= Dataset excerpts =
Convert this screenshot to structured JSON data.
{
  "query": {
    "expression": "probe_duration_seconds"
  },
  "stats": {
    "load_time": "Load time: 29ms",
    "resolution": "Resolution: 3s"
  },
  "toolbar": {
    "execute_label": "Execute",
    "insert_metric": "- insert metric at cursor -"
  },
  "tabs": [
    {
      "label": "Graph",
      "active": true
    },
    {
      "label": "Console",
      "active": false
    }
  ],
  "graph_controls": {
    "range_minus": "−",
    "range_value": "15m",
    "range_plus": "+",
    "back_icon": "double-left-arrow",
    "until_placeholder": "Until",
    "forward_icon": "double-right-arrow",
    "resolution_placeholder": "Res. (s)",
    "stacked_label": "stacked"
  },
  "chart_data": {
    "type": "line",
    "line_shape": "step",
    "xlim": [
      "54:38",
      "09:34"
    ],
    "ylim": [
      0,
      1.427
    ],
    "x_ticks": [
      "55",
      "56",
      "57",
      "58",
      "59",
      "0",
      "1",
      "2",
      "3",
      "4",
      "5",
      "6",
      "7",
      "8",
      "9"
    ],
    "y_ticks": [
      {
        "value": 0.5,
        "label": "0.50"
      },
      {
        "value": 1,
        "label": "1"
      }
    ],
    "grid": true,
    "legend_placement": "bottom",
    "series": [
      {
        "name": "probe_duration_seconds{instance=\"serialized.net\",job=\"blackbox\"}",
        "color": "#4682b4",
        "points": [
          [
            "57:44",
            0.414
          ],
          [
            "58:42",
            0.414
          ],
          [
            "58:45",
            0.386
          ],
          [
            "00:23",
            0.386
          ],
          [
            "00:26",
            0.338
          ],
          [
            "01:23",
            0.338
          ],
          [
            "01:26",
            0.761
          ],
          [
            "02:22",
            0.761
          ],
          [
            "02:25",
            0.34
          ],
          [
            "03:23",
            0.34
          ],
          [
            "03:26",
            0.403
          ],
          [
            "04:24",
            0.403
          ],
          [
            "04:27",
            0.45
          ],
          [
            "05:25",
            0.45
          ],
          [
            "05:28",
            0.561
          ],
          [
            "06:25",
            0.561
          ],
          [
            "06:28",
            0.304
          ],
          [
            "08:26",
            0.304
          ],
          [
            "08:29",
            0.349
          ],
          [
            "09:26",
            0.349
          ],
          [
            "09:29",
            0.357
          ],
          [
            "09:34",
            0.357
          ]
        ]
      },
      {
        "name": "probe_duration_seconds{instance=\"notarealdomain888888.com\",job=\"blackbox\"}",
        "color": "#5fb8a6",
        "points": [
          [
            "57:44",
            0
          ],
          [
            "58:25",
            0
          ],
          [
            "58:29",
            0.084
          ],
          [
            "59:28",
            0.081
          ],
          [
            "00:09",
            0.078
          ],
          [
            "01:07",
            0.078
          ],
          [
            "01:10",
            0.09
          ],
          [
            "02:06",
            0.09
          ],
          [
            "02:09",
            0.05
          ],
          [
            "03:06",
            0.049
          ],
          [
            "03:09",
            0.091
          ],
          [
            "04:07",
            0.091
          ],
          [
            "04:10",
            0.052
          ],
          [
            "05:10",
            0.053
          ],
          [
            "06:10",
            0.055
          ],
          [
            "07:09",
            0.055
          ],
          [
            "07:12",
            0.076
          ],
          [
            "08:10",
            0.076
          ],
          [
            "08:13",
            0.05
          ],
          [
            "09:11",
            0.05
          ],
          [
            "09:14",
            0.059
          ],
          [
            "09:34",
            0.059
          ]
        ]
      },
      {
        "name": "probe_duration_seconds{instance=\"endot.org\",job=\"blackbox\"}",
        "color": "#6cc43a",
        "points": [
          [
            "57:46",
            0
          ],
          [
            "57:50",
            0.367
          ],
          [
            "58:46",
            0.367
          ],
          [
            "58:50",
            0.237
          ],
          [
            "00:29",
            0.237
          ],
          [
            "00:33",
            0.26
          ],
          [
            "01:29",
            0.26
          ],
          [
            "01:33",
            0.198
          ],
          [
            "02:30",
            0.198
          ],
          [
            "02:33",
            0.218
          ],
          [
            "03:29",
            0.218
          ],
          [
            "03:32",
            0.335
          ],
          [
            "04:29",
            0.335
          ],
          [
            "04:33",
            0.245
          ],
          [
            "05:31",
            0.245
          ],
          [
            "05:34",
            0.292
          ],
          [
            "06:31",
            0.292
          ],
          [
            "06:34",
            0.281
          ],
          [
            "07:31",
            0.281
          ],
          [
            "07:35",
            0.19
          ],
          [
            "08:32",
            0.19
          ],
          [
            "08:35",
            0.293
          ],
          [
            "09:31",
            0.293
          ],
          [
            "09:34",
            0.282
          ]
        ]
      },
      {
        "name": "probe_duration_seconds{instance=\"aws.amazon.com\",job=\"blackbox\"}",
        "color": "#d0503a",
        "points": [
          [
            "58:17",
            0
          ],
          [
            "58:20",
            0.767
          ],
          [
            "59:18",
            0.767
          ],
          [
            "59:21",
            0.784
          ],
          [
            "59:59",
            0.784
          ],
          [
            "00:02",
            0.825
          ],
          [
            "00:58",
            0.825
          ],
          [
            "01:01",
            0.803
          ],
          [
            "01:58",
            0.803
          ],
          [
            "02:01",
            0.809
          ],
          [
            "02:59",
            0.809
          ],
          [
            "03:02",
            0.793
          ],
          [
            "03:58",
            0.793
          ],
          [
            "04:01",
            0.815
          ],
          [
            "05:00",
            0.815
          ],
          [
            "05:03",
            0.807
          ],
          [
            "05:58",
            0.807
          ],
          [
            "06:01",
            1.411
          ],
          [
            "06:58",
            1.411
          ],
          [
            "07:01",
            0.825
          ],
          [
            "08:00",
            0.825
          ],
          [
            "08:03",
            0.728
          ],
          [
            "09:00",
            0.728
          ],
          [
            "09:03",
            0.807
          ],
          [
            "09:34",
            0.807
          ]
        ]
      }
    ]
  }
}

= Direction =
All of the entries above should be written out again exactly.

= Output below =
Convert this screenshot to structured JSON data.
{
  "query": {
    "expression": "probe_duration_seconds"
  },
  "stats": {
    "load_time": "Load time: 29ms",
    "resolution": "Resolution: 3s"
  },
  "toolbar": {
    "execute_label": "Execute",
    "insert_metric": "- insert metric at cursor -"
  },
  "tabs": [
    {
      "label": "Graph",
      "active": true
    },
    {
      "label": "Console",
      "active": false
    }
  ],
  "graph_controls": {
    "range_minus": "−",
    "range_value": "15m",
    "range_plus": "+",
    "back_icon": "double-left-arrow",
    "until_placeholder": "Until",
    "forward_icon": "double-right-arrow",
    "resolution_placeholder": "Res. (s)",
    "stacked_label": "stacked"
  },
  "chart_data": {
    "type": "line",
    "line_shape": "step",
    "xlim": [
      "54:38",
      "09:34"
    ],
    "ylim": [
      0,
      1.427
    ],
    "x_ticks": [
      "55",
      "56",
      "57",
      "58",
      "59",
      "0",
      "1",
      "2",
      "3",
      "4",
      "5",
      "6",
      "7",
      "8",
      "9"
    ],
    "y_ticks": [
      {
        "value": 0.5,
        "label": "0.50"
      },
      {
        "value": 1,
        "label": "1"
      }
    ],
    "grid": true,
    "legend_placement": "bottom",
    "series": [
      {
        "name": "probe_duration_seconds{instance=\"serialized.net\",job=\"blackbox\"}",
        "color": "#4682b4",
        "points": [
          [
            "57:44",
            0.414
          ],
          [
            "58:42",
            0.414
          ],
          [
            "58:45",
            0.386
          ],
          [
            "00:23",
            0.386
          ],
          [
            "00:26",
            0.338
          ],
          [
            "01:23",
            0.338
          ],
          [
            "01:26",
            0.761
          ],
          [
            "02:22",
            0.761
          ],
          [
            "02:25",
            0.34
          ],
          [
            "03:23",
            0.34
          ],
          [
            "03:26",
            0.403
          ],
          [
            "04:24",
            0.403
          ],
          [
            "04:27",
            0.45
          ],
          [
            "05:25",
            0.45
          ],
          [
            "05:28",
            0.561
          ],
          [
            "06:25",
            0.561
          ],
          [
            "06:28",
            0.304
          ],
          [
            "08:26",
            0.304
          ],
          [
            "08:29",
            0.349
          ],
          [
            "09:26",
            0.349
          ],
          [
            "09:29",
            0.357
          ],
          [
            "09:34",
            0.357
          ]
        ]
      },
      {
        "name": "probe_duration_seconds{instance=\"notarealdomain888888.com\",job=\"blackbox\"}",
        "color": "#5fb8a6",
        "points": [
          [
            "57:44",
            0
          ],
          [
            "58:25",
            0
          ],
          [
            "58:29",
            0.084
          ],
          [
            "59:28",
            0.081
          ],
          [
            "00:09",
            0.078
          ],
          [
            "01:07",
            0.078
          ],
          [
            "01:10",
            0.09
          ],
          [
            "02:06",
            0.09
          ],
          [
            "02:09",
            0.05
          ],
          [
            "03:06",
            0.049
          ],
          [
            "03:09",
            0.091
          ],
          [
            "04:07",
            0.091
          ],
          [
            "04:10",
            0.052
          ],
          [
            "05:10",
            0.053
          ],
          [
            "06:10",
            0.055
          ],
          [
            "07:09",
            0.055
          ],
          [
            "07:12",
            0.076
          ],
          [
            "08:10",
            0.076
          ],
          [
            "08:13",
            0.05
          ],
          [
            "09:11",
            0.05
          ],
          [
            "09:14",
            0.059
          ],
          [
            "09:34",
            0.059
          ]
        ]
      },
      {
        "name": "probe_duration_seconds{instance=\"endot.org\",job=\"blackbox\"}",
        "color": "#6cc43a",
        "points": [
          [
            "57:46",
            0
          ],
          [
            "57:50",
            0.367
          ],
          [
            "58:46",
            0.367
          ],
          [
            "58:50",
            0.237
          ],
          [
            "00:29",
            0.237
          ],
          [
            "00:33",
            0.26
          ],
          [
            "01:29",
            0.26
          ],
          [
            "01:33",
            0.198
          ],
          [
            "02:30",
            0.198
          ],
          [
            "02:33",
            0.218
          ],
          [
            "03:29",
            0.218
          ],
          [
            "03:32",
            0.335
          ],
          [
            "04:29",
            0.335
          ],
          [
            "04:33",
            0.245
          ],
          [
            "05:31",
            0.245
          ],
          [
            "05:34",
            0.292
          ],
          [
            "06:31",
            0.292
          ],
          [
            "06:34",
            0.281
          ],
          [
            "07:31",
            0.281
          ],
          [
            "07:35",
            0.19
          ],
          [
            "08:32",
            0.19
          ],
          [
            "08:35",
            0.293
          ],
          [
            "09:31",
            0.293
          ],
          [
            "09:34",
            0.282
          ]
        ]
      },
      {
        "name": "probe_duration_seconds{instance=\"aws.amazon.com\",job=\"blackbox\"}",
        "color": "#d0503a",
        "points": [
          [
            "58:17",
            0
          ],
          [
            "58:20",
            0.767
          ],
          [
            "59:18",
            0.767
          ],
          [
            "59:21",
            0.784
          ],
          [
            "59:59",
            0.784
          ],
          [
            "00:02",
            0.825
          ],
          [
            "00:58",
            0.825
          ],
          [
            "01:01",
            0.803
          ],
          [
            "01:58",
            0.803
          ],
          [
            "02:01",
            0.809
          ],
          [
            "02:59",
            0.809
          ],
          [
            "03:02",
            0.793
          ],
          [
            "03:58",
            0.793
          ],
          [
            "04:01",
            0.815
          ],
          [
            "05:00",
            0.815
          ],
          [
            "05:03",
            0.807
          ],
          [
            "05:58",
            0.807
          ],
          [
            "06:01",
            1.411
          ],
          [
            "06:58",
            1.411
          ],
          [
            "07:01",
            0.825
          ],
          [
            "08:00",
            0.825
          ],
          [
            "08:03",
            0.728
          ],
          [
            "09:00",
            0.728
          ],
          [
            "09:03",
            0.807
          ],
          [
            "09:34",
            0.807
          ]
        ]
      }
    ]
  }
}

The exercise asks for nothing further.